=== Data for this exercise ===

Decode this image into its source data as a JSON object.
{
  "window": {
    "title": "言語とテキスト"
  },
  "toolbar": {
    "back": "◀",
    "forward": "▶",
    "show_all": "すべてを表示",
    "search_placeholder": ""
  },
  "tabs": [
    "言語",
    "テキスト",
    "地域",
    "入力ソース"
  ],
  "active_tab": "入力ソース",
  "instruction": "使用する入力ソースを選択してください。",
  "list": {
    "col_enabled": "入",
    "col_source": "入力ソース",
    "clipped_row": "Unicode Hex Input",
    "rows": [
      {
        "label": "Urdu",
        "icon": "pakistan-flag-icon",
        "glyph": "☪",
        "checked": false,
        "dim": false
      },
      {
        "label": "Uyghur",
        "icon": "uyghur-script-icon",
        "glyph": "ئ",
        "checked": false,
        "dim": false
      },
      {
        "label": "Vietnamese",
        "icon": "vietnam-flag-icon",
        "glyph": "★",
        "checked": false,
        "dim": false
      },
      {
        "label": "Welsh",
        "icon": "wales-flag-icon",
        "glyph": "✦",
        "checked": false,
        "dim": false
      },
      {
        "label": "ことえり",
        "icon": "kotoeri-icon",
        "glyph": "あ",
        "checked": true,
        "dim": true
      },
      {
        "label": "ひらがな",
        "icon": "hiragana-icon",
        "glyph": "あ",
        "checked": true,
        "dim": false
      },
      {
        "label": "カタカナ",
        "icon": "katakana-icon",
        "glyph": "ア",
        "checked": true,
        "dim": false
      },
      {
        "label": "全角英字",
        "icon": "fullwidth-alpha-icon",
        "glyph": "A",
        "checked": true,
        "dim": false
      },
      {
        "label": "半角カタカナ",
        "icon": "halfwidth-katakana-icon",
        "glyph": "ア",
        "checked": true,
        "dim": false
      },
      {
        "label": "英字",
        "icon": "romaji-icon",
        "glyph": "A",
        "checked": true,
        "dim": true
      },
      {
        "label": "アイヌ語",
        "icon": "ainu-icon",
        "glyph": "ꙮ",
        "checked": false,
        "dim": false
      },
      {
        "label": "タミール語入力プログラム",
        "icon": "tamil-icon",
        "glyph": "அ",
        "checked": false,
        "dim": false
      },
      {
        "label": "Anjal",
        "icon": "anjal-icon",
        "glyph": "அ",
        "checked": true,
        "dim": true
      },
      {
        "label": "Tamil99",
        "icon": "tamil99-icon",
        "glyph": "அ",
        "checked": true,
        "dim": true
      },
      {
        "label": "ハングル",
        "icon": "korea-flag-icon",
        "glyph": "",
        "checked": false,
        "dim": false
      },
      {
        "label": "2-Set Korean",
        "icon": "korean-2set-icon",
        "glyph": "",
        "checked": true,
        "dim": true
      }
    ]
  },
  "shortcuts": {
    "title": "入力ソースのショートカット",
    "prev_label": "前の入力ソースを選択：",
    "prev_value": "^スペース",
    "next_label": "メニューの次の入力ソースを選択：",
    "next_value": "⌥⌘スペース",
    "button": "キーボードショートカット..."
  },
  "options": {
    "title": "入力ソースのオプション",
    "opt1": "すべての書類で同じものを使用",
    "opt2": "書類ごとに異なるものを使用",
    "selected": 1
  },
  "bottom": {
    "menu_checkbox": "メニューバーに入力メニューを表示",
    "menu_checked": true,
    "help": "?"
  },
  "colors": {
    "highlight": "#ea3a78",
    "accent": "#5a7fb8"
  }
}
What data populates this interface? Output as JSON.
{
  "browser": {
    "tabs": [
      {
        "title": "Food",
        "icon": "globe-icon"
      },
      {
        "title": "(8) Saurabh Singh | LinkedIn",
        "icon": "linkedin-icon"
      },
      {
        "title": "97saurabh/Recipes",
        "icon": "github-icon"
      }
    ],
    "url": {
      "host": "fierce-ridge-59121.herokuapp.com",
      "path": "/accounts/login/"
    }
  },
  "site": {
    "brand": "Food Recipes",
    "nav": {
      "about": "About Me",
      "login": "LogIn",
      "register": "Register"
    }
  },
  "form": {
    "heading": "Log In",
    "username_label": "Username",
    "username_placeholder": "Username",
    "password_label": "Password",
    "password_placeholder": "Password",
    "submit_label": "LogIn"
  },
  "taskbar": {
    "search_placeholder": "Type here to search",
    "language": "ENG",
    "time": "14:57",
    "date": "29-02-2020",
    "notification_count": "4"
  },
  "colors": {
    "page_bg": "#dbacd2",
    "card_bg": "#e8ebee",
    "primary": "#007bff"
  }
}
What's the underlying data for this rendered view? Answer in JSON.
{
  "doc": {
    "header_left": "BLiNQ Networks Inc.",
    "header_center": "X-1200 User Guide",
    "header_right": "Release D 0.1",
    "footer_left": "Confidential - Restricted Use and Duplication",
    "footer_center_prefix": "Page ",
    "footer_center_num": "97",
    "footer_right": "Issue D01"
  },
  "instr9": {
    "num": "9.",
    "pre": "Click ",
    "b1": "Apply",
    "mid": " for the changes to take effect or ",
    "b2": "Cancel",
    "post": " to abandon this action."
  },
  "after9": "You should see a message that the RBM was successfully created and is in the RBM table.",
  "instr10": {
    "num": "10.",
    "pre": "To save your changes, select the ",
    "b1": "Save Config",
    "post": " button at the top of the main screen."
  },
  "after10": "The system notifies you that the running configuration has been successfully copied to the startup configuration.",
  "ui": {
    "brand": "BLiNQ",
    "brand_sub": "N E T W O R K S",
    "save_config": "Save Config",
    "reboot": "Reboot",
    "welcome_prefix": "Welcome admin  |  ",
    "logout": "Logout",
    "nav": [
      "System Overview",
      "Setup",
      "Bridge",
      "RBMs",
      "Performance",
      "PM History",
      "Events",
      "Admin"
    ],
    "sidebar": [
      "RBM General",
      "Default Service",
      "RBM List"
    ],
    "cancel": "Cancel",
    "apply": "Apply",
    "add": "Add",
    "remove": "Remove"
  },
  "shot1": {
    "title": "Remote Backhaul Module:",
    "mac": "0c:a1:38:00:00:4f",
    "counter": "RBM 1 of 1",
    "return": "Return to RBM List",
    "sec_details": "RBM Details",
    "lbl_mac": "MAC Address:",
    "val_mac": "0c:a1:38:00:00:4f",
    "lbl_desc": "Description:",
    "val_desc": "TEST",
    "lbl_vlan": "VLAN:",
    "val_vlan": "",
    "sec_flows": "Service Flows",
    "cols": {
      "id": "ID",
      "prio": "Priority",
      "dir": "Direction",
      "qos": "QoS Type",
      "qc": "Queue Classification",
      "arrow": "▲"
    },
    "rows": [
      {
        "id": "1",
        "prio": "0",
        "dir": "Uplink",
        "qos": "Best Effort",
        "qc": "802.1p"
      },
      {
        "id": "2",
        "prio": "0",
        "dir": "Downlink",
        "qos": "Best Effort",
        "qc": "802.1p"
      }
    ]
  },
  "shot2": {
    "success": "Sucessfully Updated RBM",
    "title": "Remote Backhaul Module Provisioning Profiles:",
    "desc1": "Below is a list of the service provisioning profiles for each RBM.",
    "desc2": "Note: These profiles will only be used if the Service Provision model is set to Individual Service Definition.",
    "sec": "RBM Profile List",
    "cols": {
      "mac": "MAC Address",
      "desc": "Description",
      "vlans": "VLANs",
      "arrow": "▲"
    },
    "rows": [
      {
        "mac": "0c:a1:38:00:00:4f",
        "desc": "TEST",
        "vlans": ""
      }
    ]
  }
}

===

*Do this*:
Reproduce each record exactly, leaving nothing out.

*Expected answer*:
Decode this image into its source data as a JSON object.
{
  "window": {
    "title": "言語とテキスト"
  },
  "toolbar": {
    "back": "◀",
    "forward": "▶",
    "show_all": "すべてを表示",
    "search_placeholder": ""
  },
  "tabs": [
    "言語",
    "テキスト",
    "地域",
    "入力ソース"
  ],
  "active_tab": "入力ソース",
  "instruction": "使用する入力ソースを選択してください。",
  "list": {
    "col_enabled": "入",
    "col_source": "入力ソース",
    "clipped_row": "Unicode Hex Input",
    "rows": [
      {
        "label": "Urdu",
        "icon": "pakistan-flag-icon",
        "glyph": "☪",
        "checked": false,
        "dim": false
      },
      {
        "label": "Uyghur",
        "icon": "uyghur-script-icon",
        "glyph": "ئ",
        "checked": false,
        "dim": false
      },
      {
        "label": "Vietnamese",
        "icon": "vietnam-flag-icon",
        "glyph": "★",
        "checked": false,
        "dim": false
      },
      {
        "label": "Welsh",
        "icon": "wales-flag-icon",
        "glyph": "✦",
        "checked": false,
        "dim": false
      },
      {
        "label": "ことえり",
        "icon": "kotoeri-icon",
        "glyph": "あ",
        "checked": true,
        "dim": true
      },
      {
        "label": "ひらがな",
        "icon": "hiragana-icon",
        "glyph": "あ",
        "checked": true,
        "dim": false
      },
      {
        "label": "カタカナ",
        "icon": "katakana-icon",
        "glyph": "ア",
        "checked": true,
        "dim": false
      },
      {
        "label": "全角英字",
        "icon": "fullwidth-alpha-icon",
        "glyph": "A",
        "checked": true,
        "dim": false
      },
      {
        "label": "半角カタカナ",
        "icon": "halfwidth-katakana-icon",
        "glyph": "ア",
        "checked": true,
        "dim": false
      },
      {
        "label": "英字",
        "icon": "romaji-icon",
        "glyph": "A",
        "checked": true,
        "dim": true
      },
      {
        "label": "アイヌ語",
        "icon": "ainu-icon",
        "glyph": "ꙮ",
        "checked": false,
        "dim": false
      },
      {
        "label": "タミール語入力プログラム",
        "icon": "tamil-icon",
        "glyph": "அ",
        "checked": false,
        "dim": false
      },
      {
        "label": "Anjal",
        "icon": "anjal-icon",
        "glyph": "அ",
        "checked": true,
        "dim": true
      },
      {
        "label": "Tamil99",
        "icon": "tamil99-icon",
        "glyph": "அ",
        "checked": true,
        "dim": true
      },
      {
        "label": "ハングル",
        "icon": "korea-flag-icon",
        "glyph": "",
        "checked": false,
        "dim": false
      },
      {
        "label": "2-Set Korean",
        "icon": "korean-2set-icon",
        "glyph": "",
        "checked": true,
        "dim": true
      }
    ]
  },
  "shortcuts": {
    "title": "入力ソースのショートカット",
    "prev_label": "前の入力ソースを選択：",
    "prev_value": "^スペース",
    "next_label": "メニューの次の入力ソースを選択：",
    "next_value": "⌥⌘スペース",
    "button": "キーボードショートカット..."
  },
  "options": {
    "title": "入力ソースのオプション",
    "opt1": "すべての書類で同じものを使用",
    "opt2": "書類ごとに異なるものを使用",
    "selected": 1
  },
  "bottom": {
    "menu_checkbox": "メニューバーに入力メニューを表示",
    "menu_checked": true,
    "help": "?"
  },
  "colors": {
    "highlight": "#ea3a78",
    "accent": "#5a7fb8"
  }
}
What data populates this interface? Output as JSON.
{
  "browser": {
    "tabs": [
      {
        "title": "Food",
        "icon": "globe-icon"
      },
      {
        "title": "(8) Saurabh Singh | LinkedIn",
        "icon": "linkedin-icon"
      },
      {
        "title": "97saurabh/Recipes",
        "icon": "github-icon"
      }
    ],
    "url": {
      "host": "fierce-ridge-59121.herokuapp.com",
      "path": "/accounts/login/"
    }
  },
  "site": {
    "brand": "Food Recipes",
    "nav": {
      "about": "About Me",
      "login": "LogIn",
      "register": "Register"
    }
  },
  "form": {
    "heading": "Log In",
    "username_label": "Username",
    "username_placeholder": "Username",
    "password_label": "Password",
    "password_placeholder": "Password",
    "submit_label": "LogIn"
  },
  "taskbar": {
    "search_placeholder": "Type here to search",
    "language": "ENG",
    "time": "14:57",
    "date": "29-02-2020",
    "notification_count": "4"
  },
  "colors": {
    "page_bg": "#dbacd2",
    "card_bg": "#e8ebee",
    "primary": "#007bff"
  }
}
What's the underlying data for this rendered view? Answer in JSON.
{
  "doc": {
    "header_left": "BLiNQ Networks Inc.",
    "header_center": "X-1200 User Guide",
    "header_right": "Release D 0.1",
    "footer_left": "Confidential - Restricted Use and Duplication",
    "footer_center_prefix": "Page ",
    "footer_center_num": "97",
    "footer_right": "Issue D01"
  },
  "instr9": {
    "num": "9.",
    "pre": "Click ",
    "b1": "Apply",
    "mid": " for the changes to take effect or ",
    "b2": "Cancel",
    "post": " to abandon this action."
  },
  "after9": "You should see a message that the RBM was successfully created and is in the RBM table.",
  "instr10": {
    "num": "10.",
    "pre": "To save your changes, select the ",
    "b1": "Save Config",
    "post": " button at the top of the main screen."
  },
  "after10": "The system notifies you that the running configuration has been successfully copied to the startup configuration.",
  "ui": {
    "brand": "BLiNQ",
    "brand_sub": "N E T W O R K S",
    "save_config": "Save Config",
    "reboot": "Reboot",
    "welcome_prefix": "Welcome admin  |  ",
    "logout": "Logout",
    "nav": [
      "System Overview",
      "Setup",
      "Bridge",
      "RBMs",
      "Performance",
      "PM History",
      "Events",
      "Admin"
    ],
    "sidebar": [
      "RBM General",
      "Default Service",
      "RBM List"
    ],
    "cancel": "Cancel",
    "apply": "Apply",
    "add": "Add",
    "remove": "Remove"
  },
  "shot1": {
    "title": "Remote Backhaul Module:",
    "mac": "0c:a1:38:00:00:4f",
    "counter": "RBM 1 of 1",
    "return": "Return to RBM List",
    "sec_details": "RBM Details",
    "lbl_mac": "MAC Address:",
    "val_mac": "0c:a1:38:00:00:4f",
    "lbl_desc": "Description:",
    "val_desc": "TEST",
    "lbl_vlan": "VLAN:",
    "val_vlan": "",
    "sec_flows": "Service Flows",
    "cols": {
      "id": "ID",
      "prio": "Priority",
      "dir": "Direction",
      "qos": "QoS Type",
      "qc": "Queue Classification",
      "arrow": "▲"
    },
    "rows": [
      {
        "id": "1",
        "prio": "0",
        "dir": "Uplink",
        "qos": "Best Effort",
        "qc": "802.1p"
      },
      {
        "id": "2",
        "prio": "0",
        "dir": "Downlink",
        "qos": "Best Effort",
        "qc": "802.1p"
      }
    ]
  },
  "shot2": {
    "success": "Sucessfully Updated RBM",
    "title": "Remote Backhaul Module Provisioning Profiles:",
    "desc1": "Below is a list of the service provisioning profiles for each RBM.",
    "desc2": "Note: These profiles will only be used if the Service Provision model is set to Individual Service Definition.",
    "sec": "RBM Profile List",
    "cols": {
      "mac": "MAC Address",
      "desc": "Description",
      "vlans": "VLANs",
      "arrow": "▲"
    },
    "rows": [
      {
        "mac": "0c:a1:38:00:00:4f",
        "desc": "TEST",
        "vlans": ""
      }
    ]
  }
}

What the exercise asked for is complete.